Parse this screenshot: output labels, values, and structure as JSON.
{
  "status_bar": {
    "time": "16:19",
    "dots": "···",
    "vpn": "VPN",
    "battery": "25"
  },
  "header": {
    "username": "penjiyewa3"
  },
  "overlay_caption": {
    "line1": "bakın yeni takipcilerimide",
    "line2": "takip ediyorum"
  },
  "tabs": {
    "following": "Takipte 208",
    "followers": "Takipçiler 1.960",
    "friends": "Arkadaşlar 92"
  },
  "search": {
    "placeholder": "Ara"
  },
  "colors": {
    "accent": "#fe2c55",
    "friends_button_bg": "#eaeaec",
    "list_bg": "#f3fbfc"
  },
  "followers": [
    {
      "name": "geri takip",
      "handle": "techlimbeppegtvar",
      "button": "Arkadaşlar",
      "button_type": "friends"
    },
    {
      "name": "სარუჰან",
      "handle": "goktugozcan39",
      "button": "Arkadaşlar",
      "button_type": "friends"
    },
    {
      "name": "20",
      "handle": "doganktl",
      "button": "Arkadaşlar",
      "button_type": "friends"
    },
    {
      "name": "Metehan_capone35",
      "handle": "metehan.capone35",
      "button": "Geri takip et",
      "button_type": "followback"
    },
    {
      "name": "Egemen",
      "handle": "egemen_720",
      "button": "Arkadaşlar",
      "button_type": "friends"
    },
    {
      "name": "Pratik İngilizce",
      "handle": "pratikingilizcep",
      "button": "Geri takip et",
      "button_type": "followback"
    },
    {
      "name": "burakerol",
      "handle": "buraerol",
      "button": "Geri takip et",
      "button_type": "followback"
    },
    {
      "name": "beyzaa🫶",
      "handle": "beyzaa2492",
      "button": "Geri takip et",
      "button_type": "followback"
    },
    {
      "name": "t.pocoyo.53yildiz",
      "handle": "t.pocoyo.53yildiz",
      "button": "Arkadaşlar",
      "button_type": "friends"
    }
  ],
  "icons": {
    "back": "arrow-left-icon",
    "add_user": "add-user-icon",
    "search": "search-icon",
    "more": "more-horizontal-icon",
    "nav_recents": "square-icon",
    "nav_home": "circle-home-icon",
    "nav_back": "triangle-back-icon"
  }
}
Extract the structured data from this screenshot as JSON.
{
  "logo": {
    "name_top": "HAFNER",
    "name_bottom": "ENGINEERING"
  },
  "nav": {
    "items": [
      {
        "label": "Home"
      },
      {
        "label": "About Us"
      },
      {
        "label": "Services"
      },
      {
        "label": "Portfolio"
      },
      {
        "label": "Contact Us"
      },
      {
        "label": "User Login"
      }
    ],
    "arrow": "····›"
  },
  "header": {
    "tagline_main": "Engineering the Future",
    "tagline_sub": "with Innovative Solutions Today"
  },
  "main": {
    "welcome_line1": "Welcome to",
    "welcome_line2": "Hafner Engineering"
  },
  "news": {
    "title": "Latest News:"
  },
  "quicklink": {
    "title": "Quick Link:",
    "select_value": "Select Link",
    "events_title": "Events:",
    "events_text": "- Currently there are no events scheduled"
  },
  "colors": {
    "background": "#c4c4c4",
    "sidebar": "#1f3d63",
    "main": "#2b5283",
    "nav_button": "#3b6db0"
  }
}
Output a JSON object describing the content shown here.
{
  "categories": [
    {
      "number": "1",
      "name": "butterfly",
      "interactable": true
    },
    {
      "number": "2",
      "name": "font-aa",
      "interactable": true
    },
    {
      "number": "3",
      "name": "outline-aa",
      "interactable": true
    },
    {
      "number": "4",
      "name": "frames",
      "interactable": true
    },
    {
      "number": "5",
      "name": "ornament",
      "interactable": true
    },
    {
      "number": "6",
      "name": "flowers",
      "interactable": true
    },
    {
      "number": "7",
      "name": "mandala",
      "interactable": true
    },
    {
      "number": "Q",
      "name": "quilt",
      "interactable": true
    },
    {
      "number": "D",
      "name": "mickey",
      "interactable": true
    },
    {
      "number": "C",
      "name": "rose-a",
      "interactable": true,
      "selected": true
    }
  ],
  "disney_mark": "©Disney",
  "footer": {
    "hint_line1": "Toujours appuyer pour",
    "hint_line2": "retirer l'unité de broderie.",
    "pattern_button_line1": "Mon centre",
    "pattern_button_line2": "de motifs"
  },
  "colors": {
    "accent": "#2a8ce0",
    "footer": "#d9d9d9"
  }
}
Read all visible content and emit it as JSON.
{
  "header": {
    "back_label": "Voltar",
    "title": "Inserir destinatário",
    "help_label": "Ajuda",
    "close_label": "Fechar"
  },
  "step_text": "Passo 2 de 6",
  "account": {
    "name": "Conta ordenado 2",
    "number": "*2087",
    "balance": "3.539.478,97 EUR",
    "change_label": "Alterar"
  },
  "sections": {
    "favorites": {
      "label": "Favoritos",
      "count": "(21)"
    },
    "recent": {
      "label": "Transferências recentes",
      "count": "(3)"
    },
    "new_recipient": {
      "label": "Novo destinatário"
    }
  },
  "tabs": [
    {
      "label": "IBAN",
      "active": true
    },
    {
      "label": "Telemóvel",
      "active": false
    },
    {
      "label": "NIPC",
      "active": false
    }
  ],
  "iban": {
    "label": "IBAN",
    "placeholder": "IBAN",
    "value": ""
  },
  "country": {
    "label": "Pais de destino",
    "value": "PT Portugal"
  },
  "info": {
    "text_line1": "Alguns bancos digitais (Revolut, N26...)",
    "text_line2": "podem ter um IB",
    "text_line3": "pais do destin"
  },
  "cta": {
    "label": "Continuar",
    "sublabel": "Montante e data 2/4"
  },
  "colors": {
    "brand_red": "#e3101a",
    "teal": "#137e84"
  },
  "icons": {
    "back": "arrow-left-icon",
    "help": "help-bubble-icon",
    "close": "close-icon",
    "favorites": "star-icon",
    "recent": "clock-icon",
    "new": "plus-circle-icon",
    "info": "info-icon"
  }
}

▬▬▬▬▬▬▬▬▬▬

◆ **YOUR GOAL**
Type out the material again exactly as presented.

◆ **THE ANSWER**
Parse this screenshot: output labels, values, and structure as JSON.
{
  "status_bar": {
    "time": "16:19",
    "dots": "···",
    "vpn": "VPN",
    "battery": "25"
  },
  "header": {
    "username": "penjiyewa3"
  },
  "overlay_caption": {
    "line1": "bakın yeni takipcilerimide",
    "line2": "takip ediyorum"
  },
  "tabs": {
    "following": "Takipte 208",
    "followers": "Takipçiler 1.960",
    "friends": "Arkadaşlar 92"
  },
  "search": {
    "placeholder": "Ara"
  },
  "colors": {
    "accent": "#fe2c55",
    "friends_button_bg": "#eaeaec",
    "list_bg": "#f3fbfc"
  },
  "followers": [
    {
      "name": "geri takip",
      "handle": "techlimbeppegtvar",
      "button": "Arkadaşlar",
      "button_type": "friends"
    },
    {
      "name": "სარუჰან",
      "handle": "goktugozcan39",
      "button": "Arkadaşlar",
      "button_type": "friends"
    },
    {
      "name": "20",
      "handle": "doganktl",
      "button": "Arkadaşlar",
      "button_type": "friends"
    },
    {
      "name": "Metehan_capone35",
      "handle": "metehan.capone35",
      "button": "Geri takip et",
      "button_type": "followback"
    },
    {
      "name": "Egemen",
      "handle": "egemen_720",
      "button": "Arkadaşlar",
      "button_type": "friends"
    },
    {
      "name": "Pratik İngilizce",
      "handle": "pratikingilizcep",
      "button": "Geri takip et",
      "button_type": "followback"
    },
    {
      "name": "burakerol",
      "handle": "buraerol",
      "button": "Geri takip et",
      "button_type": "followback"
    },
    {
      "name": "beyzaa🫶",
      "handle": "beyzaa2492",
      "button": "Geri takip et",
      "button_type": "followback"
    },
    {
      "name": "t.pocoyo.53yildiz",
      "handle": "t.pocoyo.53yildiz",
      "button": "Arkadaşlar",
      "button_type": "friends"
    }
  ],
  "icons": {
    "back": "arrow-left-icon",
    "add_user": "add-user-icon",
    "search": "search-icon",
    "more": "more-horizontal-icon",
    "nav_recents": "square-icon",
    "nav_home": "circle-home-icon",
    "nav_back": "triangle-back-icon"
  }
}
Extract the structured data from this screenshot as JSON.
{
  "logo": {
    "name_top": "HAFNER",
    "name_bottom": "ENGINEERING"
  },
  "nav": {
    "items": [
      {
        "label": "Home"
      },
      {
        "label": "About Us"
      },
      {
        "label": "Services"
      },
      {
        "label": "Portfolio"
      },
      {
        "label": "Contact Us"
      },
      {
        "label": "User Login"
      }
    ],
    "arrow": "····›"
  },
  "header": {
    "tagline_main": "Engineering the Future",
    "tagline_sub": "with Innovative Solutions Today"
  },
  "main": {
    "welcome_line1": "Welcome to",
    "welcome_line2": "Hafner Engineering"
  },
  "news": {
    "title": "Latest News:"
  },
  "quicklink": {
    "title": "Quick Link:",
    "select_value": "Select Link",
    "events_title": "Events:",
    "events_text": "- Currently there are no events scheduled"
  },
  "colors": {
    "background": "#c4c4c4",
    "sidebar": "#1f3d63",
    "main": "#2b5283",
    "nav_button": "#3b6db0"
  }
}
Output a JSON object describing the content shown here.
{
  "categories": [
    {
      "number": "1",
      "name": "butterfly",
      "interactable": true
    },
    {
      "number": "2",
      "name": "font-aa",
      "interactable": true
    },
    {
      "number": "3",
      "name": "outline-aa",
      "interactable": true
    },
    {
      "number": "4",
      "name": "frames",
      "interactable": true
    },
    {
      "number": "5",
      "name": "ornament",
      "interactable": true
    },
    {
      "number": "6",
      "name": "flowers",
      "interactable": true
    },
    {
      "number": "7",
      "name": "mandala",
      "interactable": true
    },
    {
      "number": "Q",
      "name": "quilt",
      "interactable": true
    },
    {
      "number": "D",
      "name": "mickey",
      "interactable": true
    },
    {
      "number": "C",
      "name": "rose-a",
      "interactable": true,
      "selected": true
    }
  ],
  "disney_mark": "©Disney",
  "footer": {
    "hint_line1": "Toujours appuyer pour",
    "hint_line2": "retirer l'unité de broderie.",
    "pattern_button_line1": "Mon centre",
    "pattern_button_line2": "de motifs"
  },
  "colors": {
    "accent": "#2a8ce0",
    "footer": "#d9d9d9"
  }
}
Read all visible content and emit it as JSON.
{
  "header": {
    "back_label": "Voltar",
    "title": "Inserir destinatário",
    "help_label": "Ajuda",
    "close_label": "Fechar"
  },
  "step_text": "Passo 2 de 6",
  "account": {
    "name": "Conta ordenado 2",
    "number": "*2087",
    "balance": "3.539.478,97 EUR",
    "change_label": "Alterar"
  },
  "sections": {
    "favorites": {
      "label": "Favoritos",
      "count": "(21)"
    },
    "recent": {
      "label": "Transferências recentes",
      "count": "(3)"
    },
    "new_recipient": {
      "label": "Novo destinatário"
    }
  },
  "tabs": [
    {
      "label": "IBAN",
      "active": true
    },
    {
      "label": "Telemóvel",
      "active": false
    },
    {
      "label": "NIPC",
      "active": false
    }
  ],
  "iban": {
    "label": "IBAN",
    "placeholder": "IBAN",
    "value": ""
  },
  "country": {
    "label": "Pais de destino",
    "value": "PT Portugal"
  },
  "info": {
    "text_line1": "Alguns bancos digitais (Revolut, N26...)",
    "text_line2": "podem ter um IB",
    "text_line3": "pais do destin"
  },
  "cta": {
    "label": "Continuar",
    "sublabel": "Montante e data 2/4"
  },
  "colors": {
    "brand_red": "#e3101a",
    "teal": "#137e84"
  },
  "icons": {
    "back": "arrow-left-icon",
    "help": "help-bubble-icon",
    "close": "close-icon",
    "favorites": "star-icon",
    "recent": "clock-icon",
    "new": "plus-circle-icon",
    "info": "info-icon"
  }
}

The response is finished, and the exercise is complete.